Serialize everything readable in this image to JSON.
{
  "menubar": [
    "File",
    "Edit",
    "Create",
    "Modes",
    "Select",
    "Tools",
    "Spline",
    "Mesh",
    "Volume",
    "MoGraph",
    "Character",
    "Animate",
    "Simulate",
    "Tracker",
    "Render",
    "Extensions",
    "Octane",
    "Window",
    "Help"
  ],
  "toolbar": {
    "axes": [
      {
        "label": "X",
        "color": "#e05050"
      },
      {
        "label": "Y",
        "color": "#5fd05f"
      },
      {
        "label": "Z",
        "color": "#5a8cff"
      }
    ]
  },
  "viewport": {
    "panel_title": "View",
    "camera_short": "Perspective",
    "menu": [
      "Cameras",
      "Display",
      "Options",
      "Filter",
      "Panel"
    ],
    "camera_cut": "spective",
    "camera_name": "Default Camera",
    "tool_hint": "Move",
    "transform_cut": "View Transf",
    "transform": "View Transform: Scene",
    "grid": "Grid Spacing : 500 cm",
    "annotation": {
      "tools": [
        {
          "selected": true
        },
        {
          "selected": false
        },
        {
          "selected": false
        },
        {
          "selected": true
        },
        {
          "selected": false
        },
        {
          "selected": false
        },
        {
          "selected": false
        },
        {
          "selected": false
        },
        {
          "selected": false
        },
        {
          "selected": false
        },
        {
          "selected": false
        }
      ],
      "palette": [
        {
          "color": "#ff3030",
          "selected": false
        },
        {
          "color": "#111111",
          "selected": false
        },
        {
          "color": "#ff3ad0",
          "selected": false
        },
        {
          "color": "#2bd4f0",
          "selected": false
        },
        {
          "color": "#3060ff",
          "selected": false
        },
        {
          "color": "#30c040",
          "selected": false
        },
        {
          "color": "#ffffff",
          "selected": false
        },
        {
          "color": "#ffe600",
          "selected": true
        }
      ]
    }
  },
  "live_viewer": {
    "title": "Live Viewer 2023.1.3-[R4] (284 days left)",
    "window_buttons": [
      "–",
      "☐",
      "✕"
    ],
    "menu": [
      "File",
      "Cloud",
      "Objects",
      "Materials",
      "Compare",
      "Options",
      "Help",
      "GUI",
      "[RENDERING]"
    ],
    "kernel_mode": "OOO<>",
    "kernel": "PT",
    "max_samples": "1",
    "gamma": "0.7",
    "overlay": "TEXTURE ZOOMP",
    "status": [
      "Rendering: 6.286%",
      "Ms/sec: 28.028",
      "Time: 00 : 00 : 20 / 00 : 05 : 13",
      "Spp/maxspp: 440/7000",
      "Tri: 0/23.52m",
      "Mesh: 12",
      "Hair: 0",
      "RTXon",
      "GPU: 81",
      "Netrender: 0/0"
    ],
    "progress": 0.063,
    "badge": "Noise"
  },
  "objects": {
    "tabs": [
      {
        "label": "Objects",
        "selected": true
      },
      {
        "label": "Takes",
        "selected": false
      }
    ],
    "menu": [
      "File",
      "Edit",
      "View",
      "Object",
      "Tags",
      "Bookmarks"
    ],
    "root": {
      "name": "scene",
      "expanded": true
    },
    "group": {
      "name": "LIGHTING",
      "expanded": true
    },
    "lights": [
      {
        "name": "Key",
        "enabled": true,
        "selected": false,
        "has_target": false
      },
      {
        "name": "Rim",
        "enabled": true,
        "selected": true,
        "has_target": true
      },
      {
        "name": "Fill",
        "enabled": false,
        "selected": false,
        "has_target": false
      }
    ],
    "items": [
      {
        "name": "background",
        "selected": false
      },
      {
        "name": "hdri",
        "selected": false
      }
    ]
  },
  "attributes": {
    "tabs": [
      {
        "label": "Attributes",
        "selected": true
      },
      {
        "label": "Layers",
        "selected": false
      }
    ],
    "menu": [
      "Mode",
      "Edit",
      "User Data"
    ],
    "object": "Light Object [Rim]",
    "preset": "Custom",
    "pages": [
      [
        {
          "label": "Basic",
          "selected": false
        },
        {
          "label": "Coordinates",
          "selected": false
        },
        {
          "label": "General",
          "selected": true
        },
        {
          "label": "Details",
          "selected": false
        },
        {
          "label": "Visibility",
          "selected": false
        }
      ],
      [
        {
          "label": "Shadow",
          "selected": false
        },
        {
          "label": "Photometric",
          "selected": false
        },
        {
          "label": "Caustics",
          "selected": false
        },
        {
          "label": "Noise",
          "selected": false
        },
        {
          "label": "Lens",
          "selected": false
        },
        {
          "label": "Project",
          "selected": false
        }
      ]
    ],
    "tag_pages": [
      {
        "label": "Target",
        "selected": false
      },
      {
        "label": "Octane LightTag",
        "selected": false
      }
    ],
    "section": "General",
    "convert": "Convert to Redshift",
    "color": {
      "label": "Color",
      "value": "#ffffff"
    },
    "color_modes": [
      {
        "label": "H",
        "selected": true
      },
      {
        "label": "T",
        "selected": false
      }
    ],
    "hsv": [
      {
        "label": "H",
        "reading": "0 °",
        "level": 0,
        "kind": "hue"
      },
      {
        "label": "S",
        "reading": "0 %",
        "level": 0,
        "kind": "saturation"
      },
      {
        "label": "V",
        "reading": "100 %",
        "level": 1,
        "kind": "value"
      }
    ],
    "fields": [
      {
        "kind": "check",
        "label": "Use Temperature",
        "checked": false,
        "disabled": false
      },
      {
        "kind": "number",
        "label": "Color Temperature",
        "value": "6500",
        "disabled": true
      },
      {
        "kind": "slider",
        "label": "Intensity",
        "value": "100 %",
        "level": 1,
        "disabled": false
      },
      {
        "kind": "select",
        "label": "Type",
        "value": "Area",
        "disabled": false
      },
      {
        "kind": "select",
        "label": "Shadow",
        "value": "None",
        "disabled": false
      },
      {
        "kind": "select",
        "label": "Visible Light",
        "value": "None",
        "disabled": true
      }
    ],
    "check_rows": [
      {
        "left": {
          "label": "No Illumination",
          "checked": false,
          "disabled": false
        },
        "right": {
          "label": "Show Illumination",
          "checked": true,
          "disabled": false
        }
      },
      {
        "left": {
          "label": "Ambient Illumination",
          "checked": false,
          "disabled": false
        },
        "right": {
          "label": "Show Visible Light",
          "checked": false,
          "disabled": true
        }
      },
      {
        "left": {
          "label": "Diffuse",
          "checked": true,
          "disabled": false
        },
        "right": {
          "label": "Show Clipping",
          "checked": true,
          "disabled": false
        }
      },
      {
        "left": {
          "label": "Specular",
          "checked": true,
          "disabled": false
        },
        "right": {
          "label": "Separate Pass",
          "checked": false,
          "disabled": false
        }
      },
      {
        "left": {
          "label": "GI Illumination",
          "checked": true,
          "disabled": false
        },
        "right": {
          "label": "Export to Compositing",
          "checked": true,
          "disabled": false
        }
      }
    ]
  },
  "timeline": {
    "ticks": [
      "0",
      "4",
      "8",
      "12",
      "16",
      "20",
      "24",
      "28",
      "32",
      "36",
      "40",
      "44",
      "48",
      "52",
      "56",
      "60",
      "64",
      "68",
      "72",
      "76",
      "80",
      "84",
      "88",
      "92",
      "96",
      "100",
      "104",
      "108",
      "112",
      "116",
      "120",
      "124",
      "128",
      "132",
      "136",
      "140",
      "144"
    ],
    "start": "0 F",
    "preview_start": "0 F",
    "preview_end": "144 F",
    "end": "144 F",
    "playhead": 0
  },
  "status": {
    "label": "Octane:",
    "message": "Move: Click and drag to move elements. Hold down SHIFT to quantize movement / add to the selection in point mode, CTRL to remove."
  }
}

● **AIM OF THE TASK**
All of the material above needs to be retyped word for word.

● **SOLUTION FOR THIS PROBLEM**
Serialize everything readable in this image to JSON.
{
  "menubar": [
    "File",
    "Edit",
    "Create",
    "Modes",
    "Select",
    "Tools",
    "Spline",
    "Mesh",
    "Volume",
    "MoGraph",
    "Character",
    "Animate",
    "Simulate",
    "Tracker",
    "Render",
    "Extensions",
    "Octane",
    "Window",
    "Help"
  ],
  "toolbar": {
    "axes": [
      {
        "label": "X",
        "color": "#e05050"
      },
      {
        "label": "Y",
        "color": "#5fd05f"
      },
      {
        "label": "Z",
        "color": "#5a8cff"
      }
    ]
  },
  "viewport": {
    "panel_title": "View",
    "camera_short": "Perspective",
    "menu": [
      "Cameras",
      "Display",
      "Options",
      "Filter",
      "Panel"
    ],
    "camera_cut": "spective",
    "camera_name": "Default Camera",
    "tool_hint": "Move",
    "transform_cut": "View Transf",
    "transform": "View Transform: Scene",
    "grid": "Grid Spacing : 500 cm",
    "annotation": {
      "tools": [
        {
          "selected": true
        },
        {
          "selected": false
        },
        {
          "selected": false
        },
        {
          "selected": true
        },
        {
          "selected": false
        },
        {
          "selected": false
        },
        {
          "selected": false
        },
        {
          "selected": false
        },
        {
          "selected": false
        },
        {
          "selected": false
        },
        {
          "selected": false
        }
      ],
      "palette": [
        {
          "color": "#ff3030",
          "selected": false
        },
        {
          "color": "#111111",
          "selected": false
        },
        {
          "color": "#ff3ad0",
          "selected": false
        },
        {
          "color": "#2bd4f0",
          "selected": false
        },
        {
          "color": "#3060ff",
          "selected": false
        },
        {
          "color": "#30c040",
          "selected": false
        },
        {
          "color": "#ffffff",
          "selected": false
        },
        {
          "color": "#ffe600",
          "selected": true
        }
      ]
    }
  },
  "live_viewer": {
    "title": "Live Viewer 2023.1.3-[R4] (284 days left)",
    "window_buttons": [
      "–",
      "☐",
      "✕"
    ],
    "menu": [
      "File",
      "Cloud",
      "Objects",
      "Materials",
      "Compare",
      "Options",
      "Help",
      "GUI",
      "[RENDERING]"
    ],
    "kernel_mode": "OOO<>",
    "kernel": "PT",
    "max_samples": "1",
    "gamma": "0.7",
    "overlay": "TEXTURE ZOOMP",
    "status": [
      "Rendering: 6.286%",
      "Ms/sec: 28.028",
      "Time: 00 : 00 : 20 / 00 : 05 : 13",
      "Spp/maxspp: 440/7000",
      "Tri: 0/23.52m",
      "Mesh: 12",
      "Hair: 0",
      "RTXon",
      "GPU: 81",
      "Netrender: 0/0"
    ],
    "progress": 0.063,
    "badge": "Noise"
  },
  "objects": {
    "tabs": [
      {
        "label": "Objects",
        "selected": true
      },
      {
        "label": "Takes",
        "selected": false
      }
    ],
    "menu": [
      "File",
      "Edit",
      "View",
      "Object",
      "Tags",
      "Bookmarks"
    ],
    "root": {
      "name": "scene",
      "expanded": true
    },
    "group": {
      "name": "LIGHTING",
      "expanded": true
    },
    "lights": [
      {
        "name": "Key",
        "enabled": true,
        "selected": false,
        "has_target": false
      },
      {
        "name": "Rim",
        "enabled": true,
        "selected": true,
        "has_target": true
      },
      {
        "name": "Fill",
        "enabled": false,
        "selected": false,
        "has_target": false
      }
    ],
    "items": [
      {
        "name": "background",
        "selected": false
      },
      {
        "name": "hdri",
        "selected": false
      }
    ]
  },
  "attributes": {
    "tabs": [
      {
        "label": "Attributes",
        "selected": true
      },
      {
        "label": "Layers",
        "selected": false
      }
    ],
    "menu": [
      "Mode",
      "Edit",
      "User Data"
    ],
    "object": "Light Object [Rim]",
    "preset": "Custom",
    "pages": [
      [
        {
          "label": "Basic",
          "selected": false
        },
        {
          "label": "Coordinates",
          "selected": false
        },
        {
          "label": "General",
          "selected": true
        },
        {
          "label": "Details",
          "selected": false
        },
        {
          "label": "Visibility",
          "selected": false
        }
      ],
      [
        {
          "label": "Shadow",
          "selected": false
        },
        {
          "label": "Photometric",
          "selected": false
        },
        {
          "label": "Caustics",
          "selected": false
        },
        {
          "label": "Noise",
          "selected": false
        },
        {
          "label": "Lens",
          "selected": false
        },
        {
          "label": "Project",
          "selected": false
        }
      ]
    ],
    "tag_pages": [
      {
        "label": "Target",
        "selected": false
      },
      {
        "label": "Octane LightTag",
        "selected": false
      }
    ],
    "section": "General",
    "convert": "Convert to Redshift",
    "color": {
      "label": "Color",
      "value": "#ffffff"
    },
    "color_modes": [
      {
        "label": "H",
        "selected": true
      },
      {
        "label": "T",
        "selected": false
      }
    ],
    "hsv": [
      {
        "label": "H",
        "reading": "0 °",
        "level": 0,
        "kind": "hue"
      },
      {
        "label": "S",
        "reading": "0 %",
        "level": 0,
        "kind": "saturation"
      },
      {
        "label": "V",
        "reading": "100 %",
        "level": 1,
        "kind": "value"
      }
    ],
    "fields": [
      {
        "kind": "check",
        "label": "Use Temperature",
        "checked": false,
        "disabled": false
      },
      {
        "kind": "number",
        "label": "Color Temperature",
        "value": "6500",
        "disabled": true
      },
      {
        "kind": "slider",
        "label": "Intensity",
        "value": "100 %",
        "level": 1,
        "disabled": false
      },
      {
        "kind": "select",
        "label": "Type",
        "value": "Area",
        "disabled": false
      },
      {
        "kind": "select",
        "label": "Shadow",
        "value": "None",
        "disabled": false
      },
      {
        "kind": "select",
        "label": "Visible Light",
        "value": "None",
        "disabled": true
      }
    ],
    "check_rows": [
      {
        "left": {
          "label": "No Illumination",
          "checked": false,
          "disabled": false
        },
        "right": {
          "label": "Show Illumination",
          "checked": true,
          "disabled": false
        }
      },
      {
        "left": {
          "label": "Ambient Illumination",
          "checked": false,
          "disabled": false
        },
        "right": {
          "label": "Show Visible Light",
          "checked": false,
          "disabled": true
        }
      },
      {
        "left": {
          "label": "Diffuse",
          "checked": true,
          "disabled": false
        },
        "right": {
          "label": "Show Clipping",
          "checked": true,
          "disabled": false
        }
      },
      {
        "left": {
          "label": "Specular",
          "checked": true,
          "disabled": false
        },
        "right": {
          "label": "Separate Pass",
          "checked": false,
          "disabled": false
        }
      },
      {
        "left": {
          "label": "GI Illumination",
          "checked": true,
          "disabled": false
        },
        "right": {
          "label": "Export to Compositing",
          "checked": true,
          "disabled": false
        }
      }
    ]
  },
  "timeline": {
    "ticks": [
      "0",
      "4",
      "8",
      "12",
      "16",
      "20",
      "24",
      "28",
      "32",
      "36",
      "40",
      "44",
      "48",
      "52",
      "56",
      "60",
      "64",
      "68",
      "72",
      "76",
      "80",
      "84",
      "88",
      "92",
      "96",
      "100",
      "104",
      "108",
      "112",
      "116",
      "120",
      "124",
      "128",
      "132",
      "136",
      "140",
      "144"
    ],
    "start": "0 F",
    "preview_start": "0 F",
    "preview_end": "144 F",
    "end": "144 F",
    "playhead": 0
  },
  "status": {
    "label": "Octane:",
    "message": "Move: Click and drag to move elements. Hold down SHIFT to quantize movement / add to the selection in point mode, CTRL to remove."
  }
}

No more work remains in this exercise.